• Provided data:
##############################

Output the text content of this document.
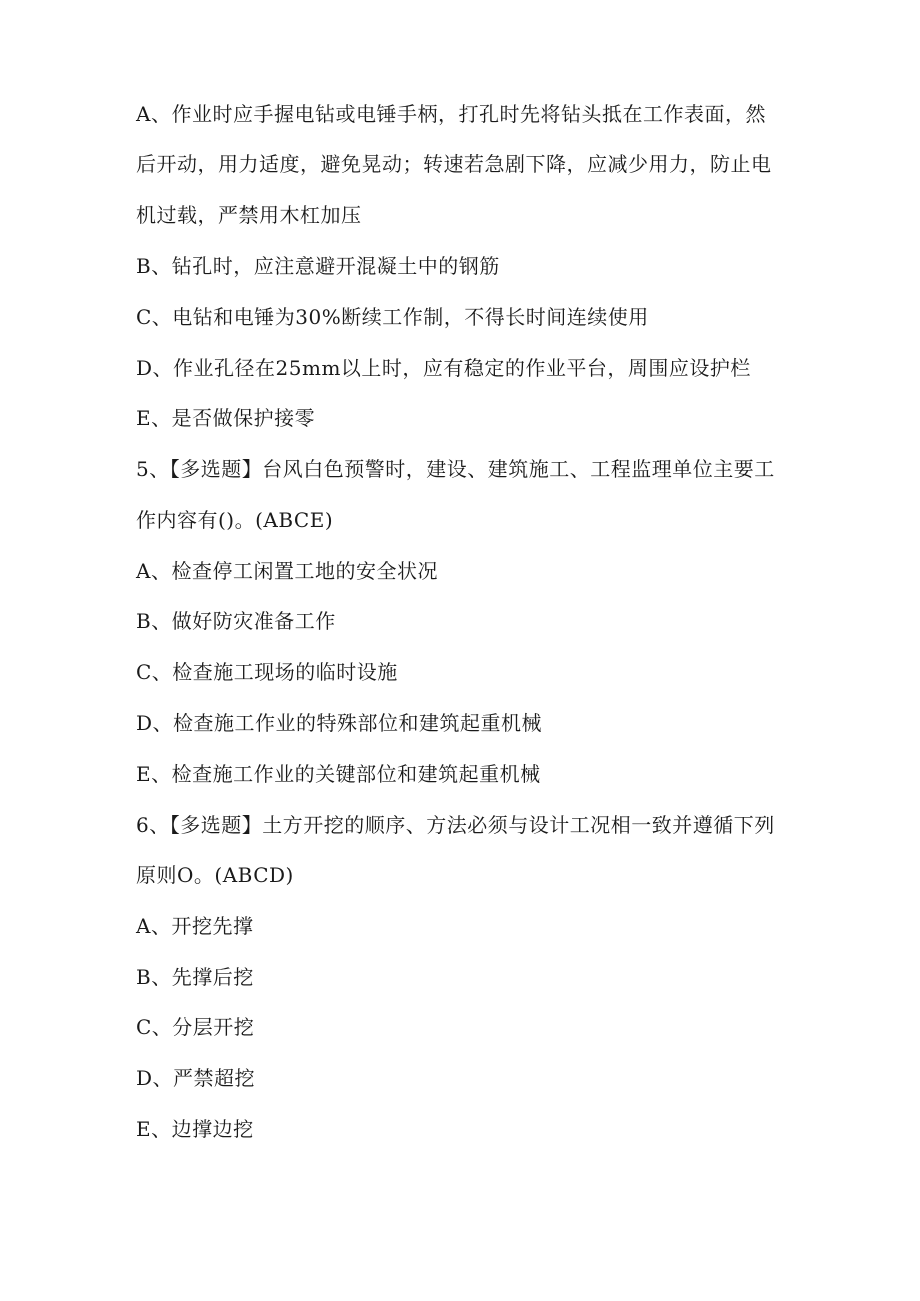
A、作业时应手握电钻或电锤手柄，打孔时先将钻头抵在工作表面，然
后开动，用力适度，避免晃动；转速若急剧下降，应减少用力，防止电
机过载，严禁用木杠加压
B、钻孔时，应注意避开混凝土中的钢筋
C、电钻和电锤为30%断续工作制，不得长时间连续使用
D、作业孔径在25mm以上时，应有稳定的作业平台，周围应设护栏
E、是否做保护接零
5、【多选题】台风白色预警时，建设、建筑施工、工程监理单位主要工
作内容有()。(ABCE)
A、检查停工闲置工地的安全状况
B、做好防灾准备工作
C、检查施工现场的临时设施
D、检查施工作业的特殊部位和建筑起重机械
E、检查施工作业的关键部位和建筑起重机械
6、【多选题】土方开挖的顺序、方法必须与设计工况相一致并遵循下列
原则O。(ABCD)
A、开挖先撑
B、先撑后挖
C、分层开挖
D、严禁超挖
E、边撑边挖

##############################

• Set exercise:
Print each record exactly as it stands, leaving the images out.

• Exercise response:
Output the text content of this document.
A、作业时应手握电钻或电锤手柄，打孔时先将钻头抵在工作表面，然
后开动，用力适度，避免晃动；转速若急剧下降，应减少用力，防止电
机过载，严禁用木杠加压
B、钻孔时，应注意避开混凝土中的钢筋
C、电钻和电锤为30%断续工作制，不得长时间连续使用
D、作业孔径在25mm以上时，应有稳定的作业平台，周围应设护栏
E、是否做保护接零
5、【多选题】台风白色预警时，建设、建筑施工、工程监理单位主要工
作内容有()。(ABCE)
A、检查停工闲置工地的安全状况
B、做好防灾准备工作
C、检查施工现场的临时设施
D、检查施工作业的特殊部位和建筑起重机械
E、检查施工作业的关键部位和建筑起重机械
6、【多选题】土方开挖的顺序、方法必须与设计工况相一致并遵循下列
原则O。(ABCD)
A、开挖先撑
B、先撑后挖
C、分层开挖
D、严禁超挖
E、边撑边挖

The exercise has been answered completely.